— START —

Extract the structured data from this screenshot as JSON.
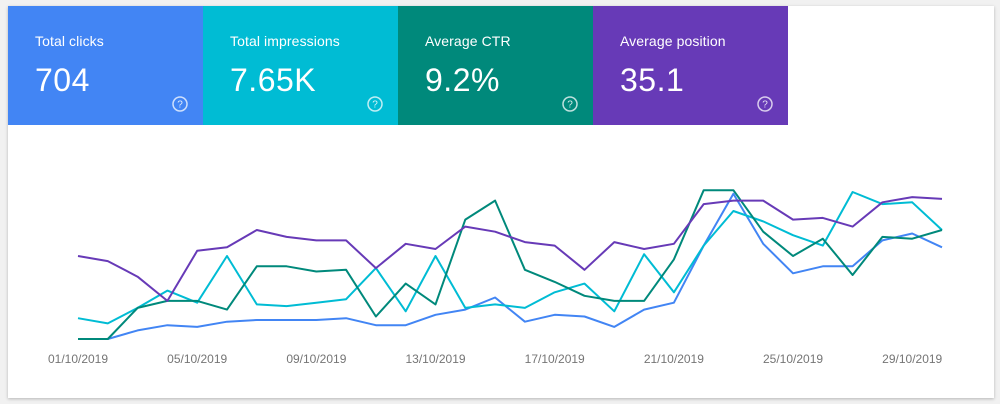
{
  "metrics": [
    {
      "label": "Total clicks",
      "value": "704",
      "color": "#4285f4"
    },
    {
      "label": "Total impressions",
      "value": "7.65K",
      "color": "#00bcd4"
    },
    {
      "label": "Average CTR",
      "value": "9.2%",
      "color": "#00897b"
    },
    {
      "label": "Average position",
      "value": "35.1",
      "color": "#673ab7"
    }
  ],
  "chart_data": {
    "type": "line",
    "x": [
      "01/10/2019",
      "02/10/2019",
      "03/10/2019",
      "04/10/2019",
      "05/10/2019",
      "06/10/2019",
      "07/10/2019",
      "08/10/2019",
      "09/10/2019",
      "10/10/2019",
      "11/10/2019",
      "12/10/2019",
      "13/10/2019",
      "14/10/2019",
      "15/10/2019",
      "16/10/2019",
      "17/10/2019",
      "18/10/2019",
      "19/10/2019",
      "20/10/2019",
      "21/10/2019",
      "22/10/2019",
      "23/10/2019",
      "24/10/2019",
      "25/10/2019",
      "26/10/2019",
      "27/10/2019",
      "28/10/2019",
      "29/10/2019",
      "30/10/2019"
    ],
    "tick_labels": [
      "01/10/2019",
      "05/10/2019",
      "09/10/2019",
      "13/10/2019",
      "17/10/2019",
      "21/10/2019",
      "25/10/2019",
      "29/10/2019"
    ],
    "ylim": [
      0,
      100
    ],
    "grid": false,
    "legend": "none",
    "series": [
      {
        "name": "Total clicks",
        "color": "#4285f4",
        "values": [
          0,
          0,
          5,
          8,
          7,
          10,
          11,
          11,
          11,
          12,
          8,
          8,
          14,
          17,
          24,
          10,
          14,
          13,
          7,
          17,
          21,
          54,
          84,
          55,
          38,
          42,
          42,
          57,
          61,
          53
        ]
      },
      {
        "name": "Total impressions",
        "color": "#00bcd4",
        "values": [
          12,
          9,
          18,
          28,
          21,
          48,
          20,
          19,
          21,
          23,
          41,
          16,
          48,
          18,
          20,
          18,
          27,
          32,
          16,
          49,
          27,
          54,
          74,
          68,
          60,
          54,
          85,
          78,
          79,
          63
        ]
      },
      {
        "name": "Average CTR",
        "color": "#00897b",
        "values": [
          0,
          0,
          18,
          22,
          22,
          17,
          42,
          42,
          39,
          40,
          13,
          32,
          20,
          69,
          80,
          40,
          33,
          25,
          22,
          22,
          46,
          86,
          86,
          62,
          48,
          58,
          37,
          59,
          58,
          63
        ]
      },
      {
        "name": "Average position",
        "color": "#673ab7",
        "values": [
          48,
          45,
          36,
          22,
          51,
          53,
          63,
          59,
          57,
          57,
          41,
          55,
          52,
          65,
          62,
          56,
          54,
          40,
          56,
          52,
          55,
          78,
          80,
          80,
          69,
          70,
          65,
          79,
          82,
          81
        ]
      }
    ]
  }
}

— END —
— START —

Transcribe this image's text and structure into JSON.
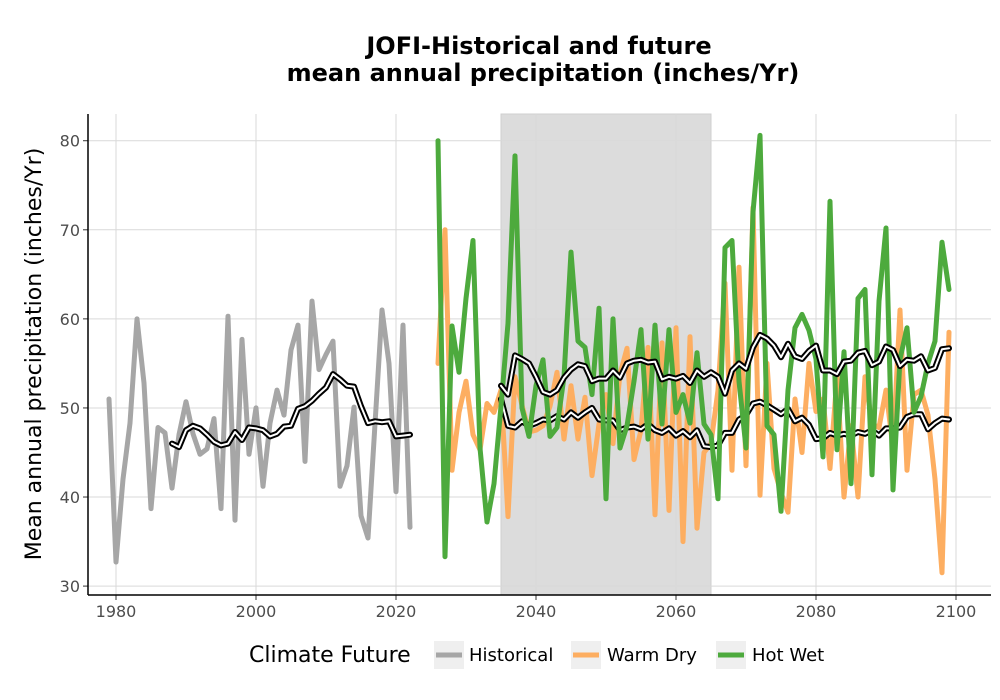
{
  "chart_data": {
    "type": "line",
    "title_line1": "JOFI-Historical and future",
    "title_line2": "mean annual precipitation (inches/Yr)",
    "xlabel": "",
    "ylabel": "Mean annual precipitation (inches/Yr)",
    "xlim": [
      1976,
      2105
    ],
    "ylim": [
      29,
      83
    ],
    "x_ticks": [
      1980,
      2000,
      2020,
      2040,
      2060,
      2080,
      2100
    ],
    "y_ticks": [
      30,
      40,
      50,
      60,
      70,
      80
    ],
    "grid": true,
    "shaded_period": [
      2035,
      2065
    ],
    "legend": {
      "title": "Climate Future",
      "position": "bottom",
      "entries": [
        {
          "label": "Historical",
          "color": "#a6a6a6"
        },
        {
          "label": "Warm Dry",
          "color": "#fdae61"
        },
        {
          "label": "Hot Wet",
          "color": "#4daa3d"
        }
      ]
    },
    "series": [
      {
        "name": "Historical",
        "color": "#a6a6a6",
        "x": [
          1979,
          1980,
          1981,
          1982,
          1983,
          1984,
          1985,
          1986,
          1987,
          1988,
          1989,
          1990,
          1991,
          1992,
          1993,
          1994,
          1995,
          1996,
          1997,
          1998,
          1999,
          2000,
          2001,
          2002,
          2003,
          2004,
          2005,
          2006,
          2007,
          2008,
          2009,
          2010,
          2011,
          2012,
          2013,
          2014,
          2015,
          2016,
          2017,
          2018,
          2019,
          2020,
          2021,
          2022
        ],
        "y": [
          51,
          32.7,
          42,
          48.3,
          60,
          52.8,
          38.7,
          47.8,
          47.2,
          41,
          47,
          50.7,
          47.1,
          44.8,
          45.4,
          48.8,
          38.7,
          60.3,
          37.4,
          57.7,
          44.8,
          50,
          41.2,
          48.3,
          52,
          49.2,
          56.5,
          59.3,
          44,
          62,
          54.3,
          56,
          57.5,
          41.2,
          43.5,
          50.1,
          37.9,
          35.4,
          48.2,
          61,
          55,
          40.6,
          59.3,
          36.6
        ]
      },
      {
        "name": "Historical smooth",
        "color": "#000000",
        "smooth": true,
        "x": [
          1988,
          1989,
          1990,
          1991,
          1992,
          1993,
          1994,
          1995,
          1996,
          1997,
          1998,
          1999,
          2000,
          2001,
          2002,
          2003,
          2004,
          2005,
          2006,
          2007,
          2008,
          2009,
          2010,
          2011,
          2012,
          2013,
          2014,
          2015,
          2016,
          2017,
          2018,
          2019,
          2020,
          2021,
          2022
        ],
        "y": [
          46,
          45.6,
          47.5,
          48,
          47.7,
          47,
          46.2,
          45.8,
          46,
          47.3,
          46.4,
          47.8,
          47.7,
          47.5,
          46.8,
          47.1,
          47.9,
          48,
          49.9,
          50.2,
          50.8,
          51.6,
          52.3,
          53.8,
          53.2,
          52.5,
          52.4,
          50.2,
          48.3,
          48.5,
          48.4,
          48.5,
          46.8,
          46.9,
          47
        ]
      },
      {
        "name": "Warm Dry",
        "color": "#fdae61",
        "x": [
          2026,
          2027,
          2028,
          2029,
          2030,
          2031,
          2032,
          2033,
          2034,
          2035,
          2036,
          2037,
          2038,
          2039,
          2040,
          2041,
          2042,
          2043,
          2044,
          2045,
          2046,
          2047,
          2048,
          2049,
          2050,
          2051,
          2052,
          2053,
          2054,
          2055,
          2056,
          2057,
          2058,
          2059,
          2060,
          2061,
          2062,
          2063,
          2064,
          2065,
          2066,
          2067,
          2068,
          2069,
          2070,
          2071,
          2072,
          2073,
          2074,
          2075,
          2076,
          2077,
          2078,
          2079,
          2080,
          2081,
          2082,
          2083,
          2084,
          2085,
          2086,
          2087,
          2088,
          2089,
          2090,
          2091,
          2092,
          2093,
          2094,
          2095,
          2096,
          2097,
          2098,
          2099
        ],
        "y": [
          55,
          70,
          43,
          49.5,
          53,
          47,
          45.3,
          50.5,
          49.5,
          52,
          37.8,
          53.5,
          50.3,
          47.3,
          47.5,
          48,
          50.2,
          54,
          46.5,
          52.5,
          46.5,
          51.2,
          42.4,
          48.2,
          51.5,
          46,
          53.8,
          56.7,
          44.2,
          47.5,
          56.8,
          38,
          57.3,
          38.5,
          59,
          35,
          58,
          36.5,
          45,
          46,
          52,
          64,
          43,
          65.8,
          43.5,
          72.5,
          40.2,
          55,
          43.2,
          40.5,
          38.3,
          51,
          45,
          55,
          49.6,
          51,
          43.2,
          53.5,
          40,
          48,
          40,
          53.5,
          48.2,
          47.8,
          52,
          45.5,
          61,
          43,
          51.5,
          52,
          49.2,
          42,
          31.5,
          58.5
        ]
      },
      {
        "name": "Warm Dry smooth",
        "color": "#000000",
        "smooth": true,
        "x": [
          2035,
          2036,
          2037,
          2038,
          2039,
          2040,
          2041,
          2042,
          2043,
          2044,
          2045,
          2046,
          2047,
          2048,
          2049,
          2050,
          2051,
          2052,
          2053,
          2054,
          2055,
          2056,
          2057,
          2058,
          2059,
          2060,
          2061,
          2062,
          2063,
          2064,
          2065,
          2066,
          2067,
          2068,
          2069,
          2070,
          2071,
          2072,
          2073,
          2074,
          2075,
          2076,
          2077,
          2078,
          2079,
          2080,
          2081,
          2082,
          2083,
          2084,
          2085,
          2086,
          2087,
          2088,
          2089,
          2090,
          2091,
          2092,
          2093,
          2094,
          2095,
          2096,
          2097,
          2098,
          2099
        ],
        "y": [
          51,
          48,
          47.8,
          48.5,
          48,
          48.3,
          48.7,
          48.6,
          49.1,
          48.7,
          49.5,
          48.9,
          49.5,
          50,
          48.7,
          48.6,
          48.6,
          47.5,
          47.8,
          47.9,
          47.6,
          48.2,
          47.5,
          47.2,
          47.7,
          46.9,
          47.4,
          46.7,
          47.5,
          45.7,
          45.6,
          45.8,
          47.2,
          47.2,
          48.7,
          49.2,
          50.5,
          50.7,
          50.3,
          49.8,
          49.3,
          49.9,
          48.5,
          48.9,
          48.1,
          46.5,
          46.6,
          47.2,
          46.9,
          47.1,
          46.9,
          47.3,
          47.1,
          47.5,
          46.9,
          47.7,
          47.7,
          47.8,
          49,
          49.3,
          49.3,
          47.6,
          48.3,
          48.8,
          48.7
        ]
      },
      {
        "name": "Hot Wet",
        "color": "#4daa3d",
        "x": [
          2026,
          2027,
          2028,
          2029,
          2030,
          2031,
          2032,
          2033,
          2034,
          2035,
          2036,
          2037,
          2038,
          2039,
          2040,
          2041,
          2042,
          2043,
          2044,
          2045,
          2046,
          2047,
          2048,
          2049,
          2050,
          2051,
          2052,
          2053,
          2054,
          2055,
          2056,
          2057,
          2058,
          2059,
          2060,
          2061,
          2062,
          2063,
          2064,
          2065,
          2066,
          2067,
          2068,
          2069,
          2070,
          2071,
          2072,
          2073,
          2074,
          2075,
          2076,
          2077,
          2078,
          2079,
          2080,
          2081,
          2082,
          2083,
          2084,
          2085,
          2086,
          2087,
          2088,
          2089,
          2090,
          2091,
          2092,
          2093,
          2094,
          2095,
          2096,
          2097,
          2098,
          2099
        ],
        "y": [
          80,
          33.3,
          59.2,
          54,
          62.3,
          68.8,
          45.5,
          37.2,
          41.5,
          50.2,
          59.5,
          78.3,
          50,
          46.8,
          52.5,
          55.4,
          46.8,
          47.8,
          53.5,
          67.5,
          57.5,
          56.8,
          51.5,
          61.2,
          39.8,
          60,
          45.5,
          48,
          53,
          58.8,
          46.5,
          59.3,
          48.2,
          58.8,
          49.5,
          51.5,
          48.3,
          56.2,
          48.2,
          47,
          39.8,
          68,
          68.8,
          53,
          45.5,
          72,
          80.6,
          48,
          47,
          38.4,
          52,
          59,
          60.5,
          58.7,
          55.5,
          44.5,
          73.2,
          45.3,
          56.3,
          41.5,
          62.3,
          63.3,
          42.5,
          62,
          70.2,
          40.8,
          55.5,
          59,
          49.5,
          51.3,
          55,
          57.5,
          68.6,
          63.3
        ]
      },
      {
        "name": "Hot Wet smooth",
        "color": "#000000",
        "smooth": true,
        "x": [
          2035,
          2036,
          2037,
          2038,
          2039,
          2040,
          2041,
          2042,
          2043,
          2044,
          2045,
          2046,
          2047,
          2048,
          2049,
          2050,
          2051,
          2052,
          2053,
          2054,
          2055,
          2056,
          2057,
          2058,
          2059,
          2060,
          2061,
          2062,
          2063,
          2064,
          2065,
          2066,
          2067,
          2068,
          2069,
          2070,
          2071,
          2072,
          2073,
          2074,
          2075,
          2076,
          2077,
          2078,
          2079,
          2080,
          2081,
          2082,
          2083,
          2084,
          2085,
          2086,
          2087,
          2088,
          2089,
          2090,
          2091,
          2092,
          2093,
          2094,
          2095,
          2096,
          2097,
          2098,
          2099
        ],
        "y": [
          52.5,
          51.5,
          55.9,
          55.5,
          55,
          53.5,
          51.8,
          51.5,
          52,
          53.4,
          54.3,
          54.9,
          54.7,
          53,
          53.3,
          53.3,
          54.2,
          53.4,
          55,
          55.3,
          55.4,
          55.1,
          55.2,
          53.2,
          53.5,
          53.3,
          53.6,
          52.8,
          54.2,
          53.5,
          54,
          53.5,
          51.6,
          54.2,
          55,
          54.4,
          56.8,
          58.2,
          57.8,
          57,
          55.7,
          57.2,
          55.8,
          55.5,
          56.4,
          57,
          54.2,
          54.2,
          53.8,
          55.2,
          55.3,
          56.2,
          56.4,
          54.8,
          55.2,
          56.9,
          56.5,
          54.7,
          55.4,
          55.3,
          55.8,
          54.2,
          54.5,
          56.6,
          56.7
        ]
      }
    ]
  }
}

— END —
— START —

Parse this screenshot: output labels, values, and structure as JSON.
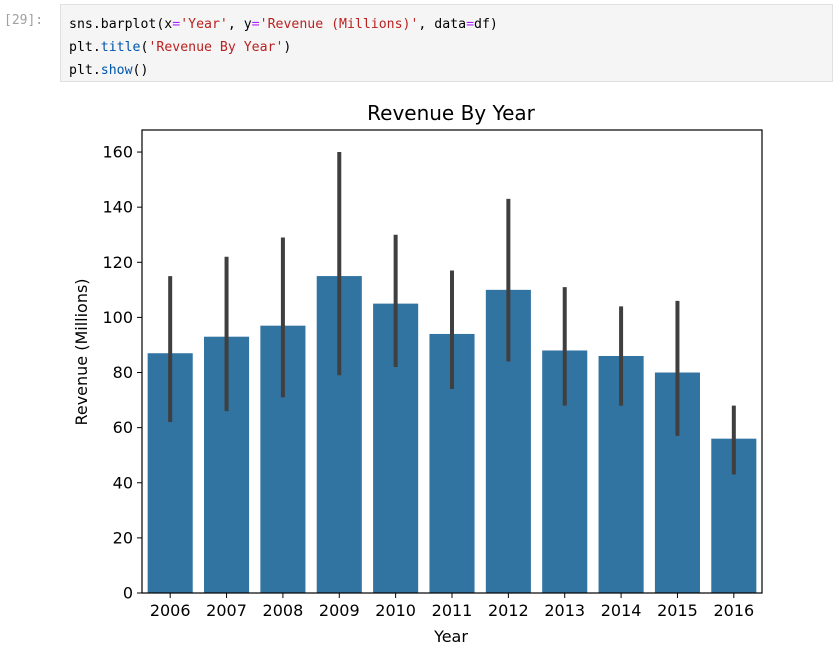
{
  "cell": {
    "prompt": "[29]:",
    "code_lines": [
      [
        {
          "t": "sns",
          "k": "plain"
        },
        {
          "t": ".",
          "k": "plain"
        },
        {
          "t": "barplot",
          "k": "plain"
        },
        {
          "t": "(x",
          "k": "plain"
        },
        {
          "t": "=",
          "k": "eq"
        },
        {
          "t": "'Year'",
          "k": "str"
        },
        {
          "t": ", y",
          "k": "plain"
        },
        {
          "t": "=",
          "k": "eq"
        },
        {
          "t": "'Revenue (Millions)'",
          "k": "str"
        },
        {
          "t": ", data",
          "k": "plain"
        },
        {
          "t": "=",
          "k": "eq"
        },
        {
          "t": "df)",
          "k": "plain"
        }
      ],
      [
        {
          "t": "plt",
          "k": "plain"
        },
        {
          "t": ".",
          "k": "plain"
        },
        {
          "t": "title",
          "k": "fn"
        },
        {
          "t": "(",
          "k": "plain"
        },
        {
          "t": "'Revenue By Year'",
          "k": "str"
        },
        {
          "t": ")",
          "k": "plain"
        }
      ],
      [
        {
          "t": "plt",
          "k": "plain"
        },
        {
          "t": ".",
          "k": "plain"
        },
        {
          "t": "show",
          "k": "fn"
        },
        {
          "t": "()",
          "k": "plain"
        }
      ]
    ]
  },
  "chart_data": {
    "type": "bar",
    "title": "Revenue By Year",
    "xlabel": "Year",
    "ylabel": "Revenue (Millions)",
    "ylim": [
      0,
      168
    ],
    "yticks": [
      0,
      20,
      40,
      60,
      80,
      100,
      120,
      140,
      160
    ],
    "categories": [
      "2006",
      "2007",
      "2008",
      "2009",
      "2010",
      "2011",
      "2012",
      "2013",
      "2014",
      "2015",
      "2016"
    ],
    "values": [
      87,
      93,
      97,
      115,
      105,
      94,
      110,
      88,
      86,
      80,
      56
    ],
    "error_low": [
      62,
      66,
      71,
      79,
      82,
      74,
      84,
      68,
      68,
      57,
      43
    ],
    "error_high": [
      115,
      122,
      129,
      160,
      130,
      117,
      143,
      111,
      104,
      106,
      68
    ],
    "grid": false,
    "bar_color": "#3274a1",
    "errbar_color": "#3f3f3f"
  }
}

— END —

EXERCISE TASK ->
Scan the entries above. Copy each line that has the string "name".

ANSWER BELOW ->
        "name": "Total clicks",
        "name": "Total impressions",
        "name": "Average CTR",
        "name": "Average position",
        "name": "Historical",
        "name": "Historical smooth",
        "name": "Warm Dry",
        "name": "Warm Dry smooth",
        "name": "Hot Wet",
        "name": "Hot Wet smooth",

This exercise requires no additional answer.